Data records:

####################

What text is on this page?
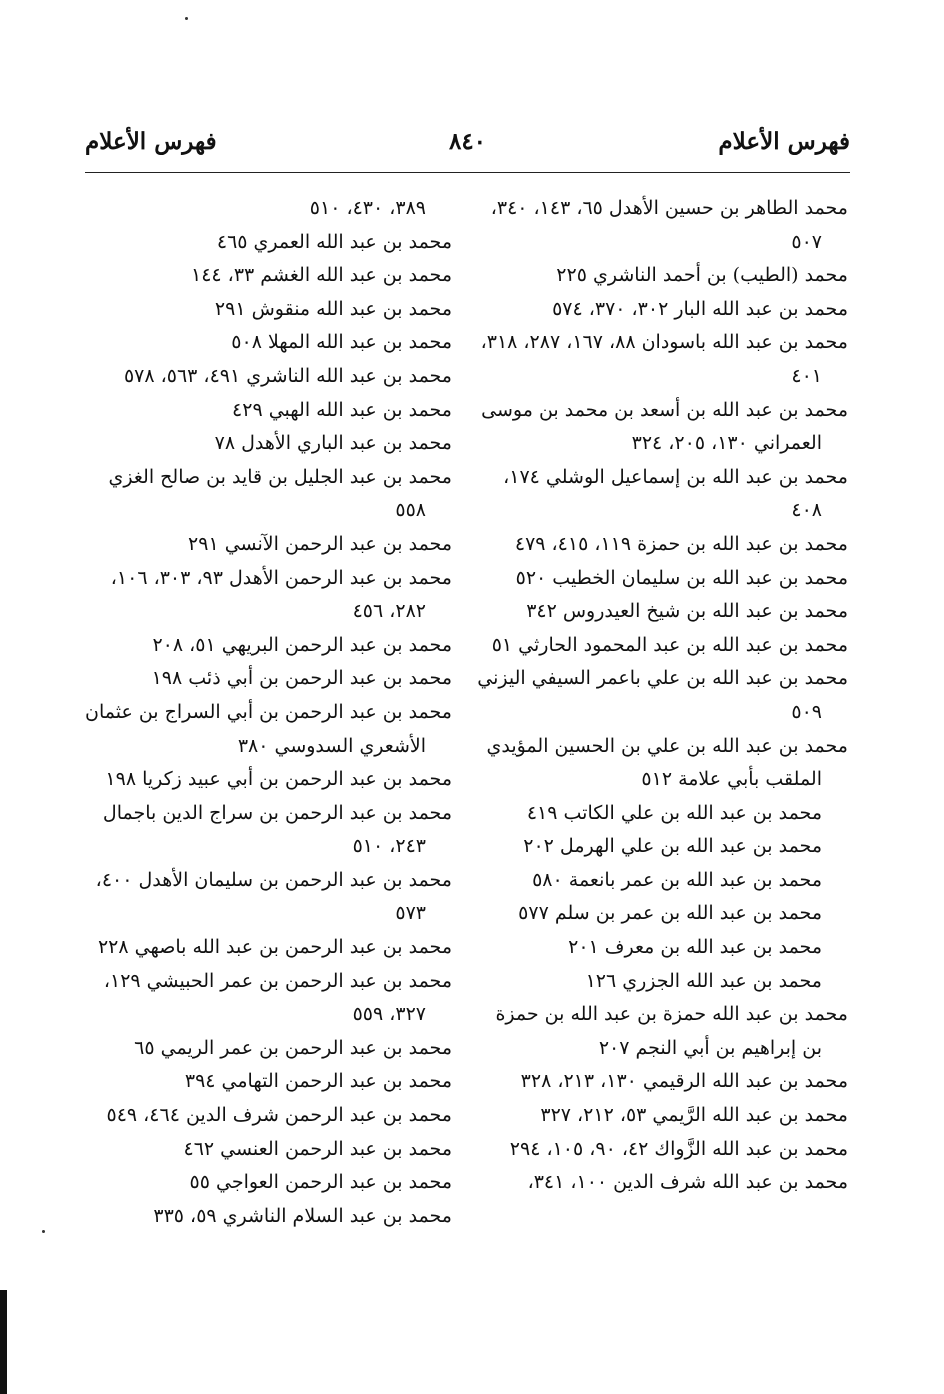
فهرس الأعلام
٨٤٠
فهرس الأعلام

محمد الطاهر بن حسين الأهدل ٦٥، ١٤٣، ٣٤٠، ٥٠٧

محمد (الطيب) بن أحمد الناشري ٢٢٥

محمد بن عبد الله البار ٣٠٢، ٣٧٠، ٥٧٤

محمد بن عبد الله باسودان ٨٨، ١٦٧، ٢٨٧، ٣١٨، ٤٠١

محمد بن عبد الله بن أسعد بن محمد بن موسى العمراني ١٣٠، ٢٠٥، ٣٢٤

محمد بن عبد الله بن إسماعيل الوشلي ١٧٤، ٤٠٨

محمد بن عبد الله بن حمزة ١١٩، ٤١٥، ٤٧٩

محمد بن عبد الله بن سليمان الخطيب ٥٢٠

محمد بن عبد الله بن شيخ العيدروس ٣٤٢

محمد بن عبد الله بن عبد المحمود الحارثي ٥١

محمد بن عبد الله بن علي باعمر السيفي اليزني ٥٠٩

محمد بن عبد الله بن علي بن الحسين المؤيدي الملقب بأبي علامة ٥١٢

محمد بن عبد الله بن علي الكاتب ٤١٩

محمد بن عبد الله بن علي الهرمل ٢٠٢

محمد بن عبد الله بن عمر بانعمة ٥٨٠

محمد بن عبد الله بن عمر بن سلم ٥٧٧

محمد بن عبد الله بن معرف ٢٠١

محمد بن عبد الله الجزري ١٢٦

محمد بن عبد الله حمزة بن عبد الله بن حمزة بن إبراهيم بن أبي النجم ٢٠٧

محمد بن عبد الله الرقيمي ١٣٠، ٢١٣، ٣٢٨

محمد بن عبد الله الرَّيمي ٥٣، ٢١٢، ٣٢٧

محمد بن عبد الله الزَّواك ٤٢، ٩٠، ١٠٥، ٢٩٤

محمد بن عبد الله شرف الدين ١٠٠، ٣٤١،

٣٨٩، ٤٣٠، ٥١٠

محمد بن عبد الله العمري ٤٦٥

محمد بن عبد الله الغشم ٣٣، ١٤٤

محمد بن عبد الله منقوش ٢٩١

محمد بن عبد الله المهلا ٥٠٨

محمد بن عبد الله الناشري ٤٩١، ٥٦٣، ٥٧٨

محمد بن عبد الله الهبي ٤٢٩

محمد بن عبد الباري الأهدل ٧٨

محمد بن عبد الجليل بن قايد بن صالح الغزي ٥٥٨

محمد بن عبد الرحمن الآنسي ٢٩١

محمد بن عبد الرحمن الأهدل ٩٣، ٣٠٣، ١٠٦، ٢٨٢، ٤٥٦

محمد بن عبد الرحمن البريهي ٥١، ٢٠٨

محمد بن عبد الرحمن بن أبي ذئب ١٩٨

محمد بن عبد الرحمن بن أبي السراج بن عثمان الأشعري السدوسي ٣٨٠

محمد بن عبد الرحمن بن أبي عبيد زكريا ١٩٨

محمد بن عبد الرحمن بن سراج الدين باجمال ٢٤٣، ٥١٠

محمد بن عبد الرحمن بن سليمان الأهدل ٤٠٠، ٥٧٣

محمد بن عبد الرحمن بن عبد الله باصهي ٢٢٨

محمد بن عبد الرحمن بن عمر الحبيشي ١٢٩، ٣٢٧، ٥٥٩

محمد بن عبد الرحمن بن عمر الريمي ٦٥

محمد بن عبد الرحمن التهامي ٣٩٤

محمد بن عبد الرحمن شرف الدين ٤٦٤، ٥٤٩

محمد بن عبد الرحمن العنسي ٤٦٢

محمد بن عبد الرحمن العواجي ٥٥

محمد بن عبد السلام الناشري ٥٩، ٣٣٥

####################

- _Your objective_:
Lines holding the word "الأهدل" in the entries above are the ones to pull out. Copy them all.

- _Task result_:
محمد الطاهر بن حسين الأهدل ٦٥، ١٤٣، ٣٤٠، ٥٠٧
محمد بن عبد الباري الأهدل ٧٨
محمد بن عبد الرحمن الأهدل ٩٣، ٣٠٣، ١٠٦، ٢٨٢، ٤٥٦
محمد بن عبد الرحمن بن سليمان الأهدل ٤٠٠، ٥٧٣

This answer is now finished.